• _The request_:
Go through the data below and gather each line containing "list".

• _Input rows_:
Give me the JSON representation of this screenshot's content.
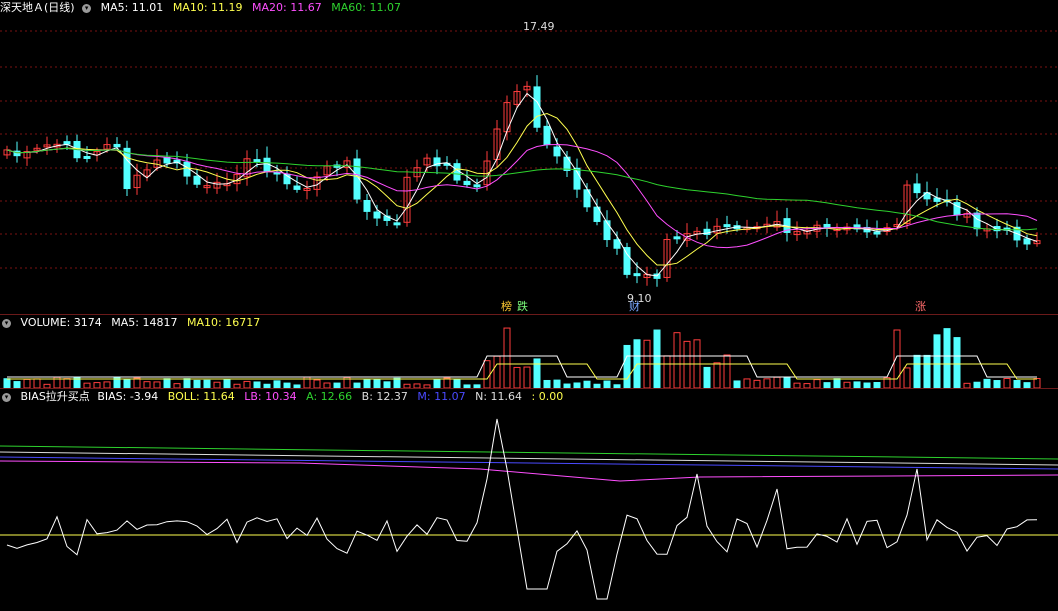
{
  "kline_header": {
    "title": "深天地Ａ(日线)",
    "ma5": "MA5: 11.01",
    "ma10": "MA10: 11.19",
    "ma20": "MA20: 11.67",
    "ma60": "MA60: 11.07"
  },
  "kline_marks": {
    "high_label": "17.49",
    "low_label": "9.10",
    "tag_bang": "榜",
    "tag_die": "跌",
    "tag_cai": "财",
    "tag_zhang": "涨"
  },
  "volume_header": {
    "title": "VOLUME: 3174",
    "ma5": "MA5: 14817",
    "ma10": "MA10: 16717"
  },
  "bias_header": {
    "title": "BIAS拉升买点",
    "bias": "BIAS: -3.94",
    "boll": "BOLL: 11.64",
    "lb": "LB: 10.34",
    "a": "A: 12.66",
    "b": "B: 12.37",
    "m": "M: 11.07",
    "n": "N: 11.64",
    "z": ": 0.00"
  },
  "colors": {
    "up": "#ff3d3d",
    "down": "#54ffff",
    "ma5": "#ffffff",
    "ma10": "#ffff4f",
    "ma20": "#ff4fff",
    "ma60": "#2ed22e",
    "grid": "#7a1212"
  },
  "icons": [
    "collapse-circle-icon"
  ]
}
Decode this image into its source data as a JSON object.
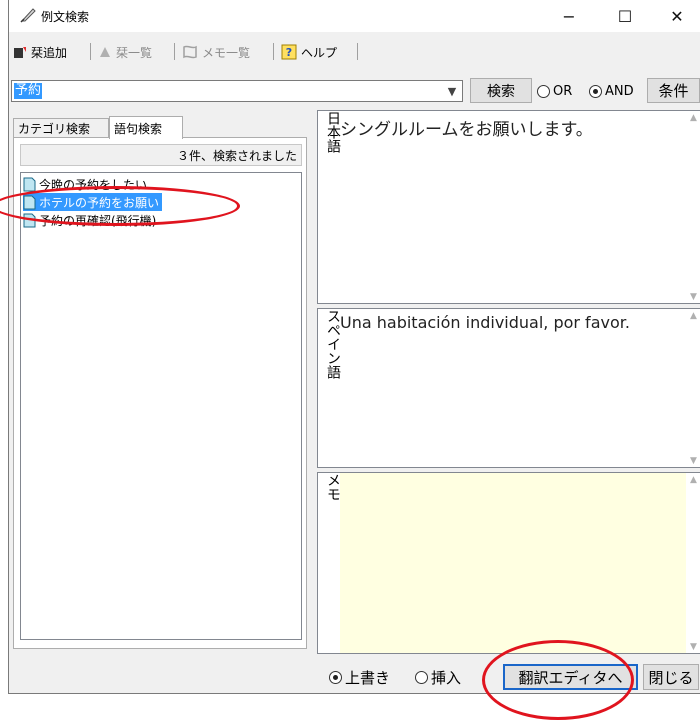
{
  "window": {
    "title": "例文検索",
    "icon": "quill-pen-icon",
    "controls": {
      "minimize": "−",
      "maximize": "☐",
      "close": "✕"
    }
  },
  "toolbar": {
    "items": [
      {
        "label": "栞追加",
        "icon": "bookmark-add-icon",
        "enabled": true
      },
      {
        "label": "栞一覧",
        "icon": "bookmark-list-icon",
        "enabled": false
      },
      {
        "label": "メモ一覧",
        "icon": "memo-list-icon",
        "enabled": false
      },
      {
        "label": "ヘルプ",
        "icon": "help-icon",
        "enabled": true
      }
    ]
  },
  "search": {
    "query": "予約",
    "search_button": "検索",
    "or_label": "OR",
    "and_label": "AND",
    "mode": "AND",
    "conditions_button": "条件"
  },
  "left": {
    "tabs": [
      {
        "label": "カテゴリ検索",
        "active": false
      },
      {
        "label": "語句検索",
        "active": true
      }
    ],
    "result_count": "３件、検索されました",
    "results": [
      {
        "label": "今晩の予約をしたい",
        "selected": false
      },
      {
        "label": "ホテルの予約をお願い",
        "selected": true
      },
      {
        "label": "予約の再確認(飛行機)",
        "selected": false
      }
    ]
  },
  "right": {
    "japanese": {
      "label": "日本語",
      "text": "シングルルームをお願いします。"
    },
    "spanish": {
      "label": "スペイン語",
      "text": "Una habitación individual, por favor."
    },
    "memo": {
      "label": "メモ",
      "text": ""
    }
  },
  "bottom": {
    "overwrite_label": "上書き",
    "insert_label": "挿入",
    "insert_mode": "上書き",
    "translate_editor_button": "翻訳エディタへ",
    "close_button": "閉じる"
  },
  "colors": {
    "selection": "#3399ff",
    "memo_bg": "#ffffe1",
    "highlight_circle": "#e0141e"
  }
}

• _Task answer_:
        "icon": "bookmark-list-icon",
        "icon": "memo-list-icon",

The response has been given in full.